── Dataset rows

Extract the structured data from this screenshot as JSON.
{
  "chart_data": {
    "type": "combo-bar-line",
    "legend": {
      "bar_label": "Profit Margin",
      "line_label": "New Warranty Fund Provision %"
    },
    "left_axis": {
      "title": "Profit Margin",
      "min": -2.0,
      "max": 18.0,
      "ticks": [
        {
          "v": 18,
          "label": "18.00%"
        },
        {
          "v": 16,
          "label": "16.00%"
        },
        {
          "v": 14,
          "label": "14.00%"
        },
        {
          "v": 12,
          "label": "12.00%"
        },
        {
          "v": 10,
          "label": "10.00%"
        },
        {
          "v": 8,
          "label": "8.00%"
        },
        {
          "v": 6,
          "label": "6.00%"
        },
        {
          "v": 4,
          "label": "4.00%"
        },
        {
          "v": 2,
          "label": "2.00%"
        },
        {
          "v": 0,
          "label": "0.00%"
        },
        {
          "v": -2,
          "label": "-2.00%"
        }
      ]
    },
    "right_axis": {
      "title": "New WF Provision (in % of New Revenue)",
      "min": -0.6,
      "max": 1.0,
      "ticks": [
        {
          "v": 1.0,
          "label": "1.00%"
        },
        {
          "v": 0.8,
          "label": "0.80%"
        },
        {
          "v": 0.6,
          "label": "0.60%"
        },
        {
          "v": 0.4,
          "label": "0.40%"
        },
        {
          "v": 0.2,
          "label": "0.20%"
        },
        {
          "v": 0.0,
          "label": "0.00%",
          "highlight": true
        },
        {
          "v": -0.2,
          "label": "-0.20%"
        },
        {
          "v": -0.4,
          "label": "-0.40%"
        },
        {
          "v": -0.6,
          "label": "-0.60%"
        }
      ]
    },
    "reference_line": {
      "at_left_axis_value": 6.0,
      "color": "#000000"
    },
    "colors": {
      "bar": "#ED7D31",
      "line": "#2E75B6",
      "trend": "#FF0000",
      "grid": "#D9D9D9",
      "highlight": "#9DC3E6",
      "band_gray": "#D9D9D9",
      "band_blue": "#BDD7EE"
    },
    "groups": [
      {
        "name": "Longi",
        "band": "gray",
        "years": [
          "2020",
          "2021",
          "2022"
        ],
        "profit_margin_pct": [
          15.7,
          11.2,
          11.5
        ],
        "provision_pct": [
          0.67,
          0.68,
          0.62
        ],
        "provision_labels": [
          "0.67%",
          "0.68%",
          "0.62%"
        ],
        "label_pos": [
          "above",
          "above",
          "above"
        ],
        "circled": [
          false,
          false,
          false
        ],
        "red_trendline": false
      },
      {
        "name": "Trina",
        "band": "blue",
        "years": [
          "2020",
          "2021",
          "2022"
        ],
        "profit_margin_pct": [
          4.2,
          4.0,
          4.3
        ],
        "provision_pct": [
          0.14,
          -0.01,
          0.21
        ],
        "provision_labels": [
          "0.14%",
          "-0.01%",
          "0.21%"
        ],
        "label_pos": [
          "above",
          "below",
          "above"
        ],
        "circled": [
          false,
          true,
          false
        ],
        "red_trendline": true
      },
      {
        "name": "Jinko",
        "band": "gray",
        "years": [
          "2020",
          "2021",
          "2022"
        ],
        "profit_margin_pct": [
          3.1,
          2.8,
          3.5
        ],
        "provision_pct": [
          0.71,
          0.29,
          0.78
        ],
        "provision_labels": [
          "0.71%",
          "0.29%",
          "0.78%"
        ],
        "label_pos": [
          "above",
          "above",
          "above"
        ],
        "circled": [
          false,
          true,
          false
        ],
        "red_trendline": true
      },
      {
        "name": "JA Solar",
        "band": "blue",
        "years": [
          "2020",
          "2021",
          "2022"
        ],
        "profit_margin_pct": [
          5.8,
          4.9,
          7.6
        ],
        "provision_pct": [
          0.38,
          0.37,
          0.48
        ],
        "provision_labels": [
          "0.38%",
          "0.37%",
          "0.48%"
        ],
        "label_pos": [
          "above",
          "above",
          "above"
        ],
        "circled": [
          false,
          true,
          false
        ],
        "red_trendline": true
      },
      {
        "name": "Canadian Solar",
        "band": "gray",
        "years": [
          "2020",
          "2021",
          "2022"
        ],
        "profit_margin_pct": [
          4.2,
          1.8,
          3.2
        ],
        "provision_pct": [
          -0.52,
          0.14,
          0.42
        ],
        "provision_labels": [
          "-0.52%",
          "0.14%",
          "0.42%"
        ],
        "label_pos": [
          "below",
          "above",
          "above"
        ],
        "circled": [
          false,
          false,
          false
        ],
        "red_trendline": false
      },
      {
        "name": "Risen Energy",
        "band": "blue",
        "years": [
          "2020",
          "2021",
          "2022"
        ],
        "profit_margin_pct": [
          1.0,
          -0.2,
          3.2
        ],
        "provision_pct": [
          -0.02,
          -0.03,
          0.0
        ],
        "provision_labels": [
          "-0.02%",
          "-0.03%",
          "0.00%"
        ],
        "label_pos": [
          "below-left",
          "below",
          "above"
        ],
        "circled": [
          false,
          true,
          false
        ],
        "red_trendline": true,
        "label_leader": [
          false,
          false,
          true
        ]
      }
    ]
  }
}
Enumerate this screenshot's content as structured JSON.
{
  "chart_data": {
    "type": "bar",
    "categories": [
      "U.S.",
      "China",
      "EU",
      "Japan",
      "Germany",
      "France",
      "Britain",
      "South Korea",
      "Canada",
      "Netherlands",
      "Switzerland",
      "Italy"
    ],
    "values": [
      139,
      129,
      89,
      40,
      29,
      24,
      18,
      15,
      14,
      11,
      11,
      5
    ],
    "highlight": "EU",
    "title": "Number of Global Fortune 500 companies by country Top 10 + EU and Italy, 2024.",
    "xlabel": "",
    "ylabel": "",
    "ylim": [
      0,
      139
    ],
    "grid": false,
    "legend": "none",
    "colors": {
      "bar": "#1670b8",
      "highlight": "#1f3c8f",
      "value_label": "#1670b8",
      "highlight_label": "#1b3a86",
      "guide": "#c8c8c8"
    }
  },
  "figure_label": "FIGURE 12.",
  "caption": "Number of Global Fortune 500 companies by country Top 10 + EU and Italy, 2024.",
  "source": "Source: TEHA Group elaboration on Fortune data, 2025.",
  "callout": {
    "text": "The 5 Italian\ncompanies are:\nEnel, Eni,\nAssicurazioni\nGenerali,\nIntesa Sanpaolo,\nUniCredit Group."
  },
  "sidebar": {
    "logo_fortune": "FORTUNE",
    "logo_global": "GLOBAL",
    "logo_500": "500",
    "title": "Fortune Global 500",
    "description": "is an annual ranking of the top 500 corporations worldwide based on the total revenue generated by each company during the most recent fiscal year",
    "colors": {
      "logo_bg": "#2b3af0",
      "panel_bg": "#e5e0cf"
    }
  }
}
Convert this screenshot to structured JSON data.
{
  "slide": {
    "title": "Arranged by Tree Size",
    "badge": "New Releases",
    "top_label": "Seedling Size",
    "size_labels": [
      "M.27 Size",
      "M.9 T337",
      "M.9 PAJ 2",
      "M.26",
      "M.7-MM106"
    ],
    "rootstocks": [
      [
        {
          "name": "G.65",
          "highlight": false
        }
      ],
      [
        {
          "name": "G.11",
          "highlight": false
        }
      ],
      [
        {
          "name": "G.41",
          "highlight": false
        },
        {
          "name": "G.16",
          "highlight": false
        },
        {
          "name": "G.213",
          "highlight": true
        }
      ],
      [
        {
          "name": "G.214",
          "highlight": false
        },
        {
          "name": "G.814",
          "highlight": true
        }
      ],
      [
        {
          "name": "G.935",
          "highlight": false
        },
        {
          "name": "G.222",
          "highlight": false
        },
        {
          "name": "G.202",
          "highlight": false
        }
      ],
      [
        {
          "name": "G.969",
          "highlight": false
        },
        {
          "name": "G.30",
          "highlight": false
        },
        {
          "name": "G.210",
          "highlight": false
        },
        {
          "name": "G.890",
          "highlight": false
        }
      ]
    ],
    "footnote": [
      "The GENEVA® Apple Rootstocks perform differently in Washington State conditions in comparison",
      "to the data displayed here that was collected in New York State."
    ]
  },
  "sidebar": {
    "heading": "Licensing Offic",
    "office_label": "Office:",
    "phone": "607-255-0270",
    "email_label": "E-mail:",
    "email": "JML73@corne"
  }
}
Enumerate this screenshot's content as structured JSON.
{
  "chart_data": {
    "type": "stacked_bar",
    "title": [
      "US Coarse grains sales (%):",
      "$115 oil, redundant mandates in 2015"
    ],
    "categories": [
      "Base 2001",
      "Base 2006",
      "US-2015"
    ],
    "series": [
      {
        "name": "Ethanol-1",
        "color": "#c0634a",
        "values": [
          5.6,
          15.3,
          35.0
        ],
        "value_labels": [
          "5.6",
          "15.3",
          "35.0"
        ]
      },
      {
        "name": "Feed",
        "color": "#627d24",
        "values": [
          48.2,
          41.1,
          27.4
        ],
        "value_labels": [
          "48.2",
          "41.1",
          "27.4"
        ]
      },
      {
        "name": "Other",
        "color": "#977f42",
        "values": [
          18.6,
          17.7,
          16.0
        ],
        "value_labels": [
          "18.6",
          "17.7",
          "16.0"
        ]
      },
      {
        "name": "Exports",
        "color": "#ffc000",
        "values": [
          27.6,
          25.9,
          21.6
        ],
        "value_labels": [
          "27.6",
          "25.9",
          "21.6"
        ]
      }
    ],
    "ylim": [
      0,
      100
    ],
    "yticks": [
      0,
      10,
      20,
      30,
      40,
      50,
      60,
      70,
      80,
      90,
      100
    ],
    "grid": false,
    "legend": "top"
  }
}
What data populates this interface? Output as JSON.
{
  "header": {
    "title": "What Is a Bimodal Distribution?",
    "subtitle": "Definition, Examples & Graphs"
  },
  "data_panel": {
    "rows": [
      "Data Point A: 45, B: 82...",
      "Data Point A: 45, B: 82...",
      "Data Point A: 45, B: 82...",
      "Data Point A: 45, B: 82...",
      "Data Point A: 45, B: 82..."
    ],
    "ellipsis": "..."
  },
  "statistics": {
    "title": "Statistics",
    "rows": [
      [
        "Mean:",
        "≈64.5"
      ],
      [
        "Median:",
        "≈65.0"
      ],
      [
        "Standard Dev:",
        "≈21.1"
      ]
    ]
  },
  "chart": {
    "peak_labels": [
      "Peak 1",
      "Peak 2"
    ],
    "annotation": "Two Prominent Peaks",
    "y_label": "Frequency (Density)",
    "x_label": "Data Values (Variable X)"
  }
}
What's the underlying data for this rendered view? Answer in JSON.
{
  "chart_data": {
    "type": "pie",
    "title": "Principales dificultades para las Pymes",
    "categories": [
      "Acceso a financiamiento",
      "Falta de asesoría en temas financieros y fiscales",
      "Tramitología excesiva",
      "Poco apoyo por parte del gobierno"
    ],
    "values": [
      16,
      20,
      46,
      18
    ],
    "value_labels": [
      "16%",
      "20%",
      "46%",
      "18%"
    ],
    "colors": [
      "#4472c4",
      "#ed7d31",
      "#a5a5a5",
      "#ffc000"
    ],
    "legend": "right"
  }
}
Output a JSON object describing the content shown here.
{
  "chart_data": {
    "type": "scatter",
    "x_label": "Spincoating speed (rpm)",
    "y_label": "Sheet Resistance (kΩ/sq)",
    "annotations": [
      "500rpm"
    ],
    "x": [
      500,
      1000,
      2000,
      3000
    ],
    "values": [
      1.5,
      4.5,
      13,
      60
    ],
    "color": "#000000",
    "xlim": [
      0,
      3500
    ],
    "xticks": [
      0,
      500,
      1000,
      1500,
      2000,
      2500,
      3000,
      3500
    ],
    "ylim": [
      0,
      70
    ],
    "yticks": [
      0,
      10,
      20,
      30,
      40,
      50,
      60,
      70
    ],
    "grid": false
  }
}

────

Identify the lines that contain the string "legend", and copy every one of them.

    "legend": {
    "legend": "none",
    "legend": "top"
    "legend": "right"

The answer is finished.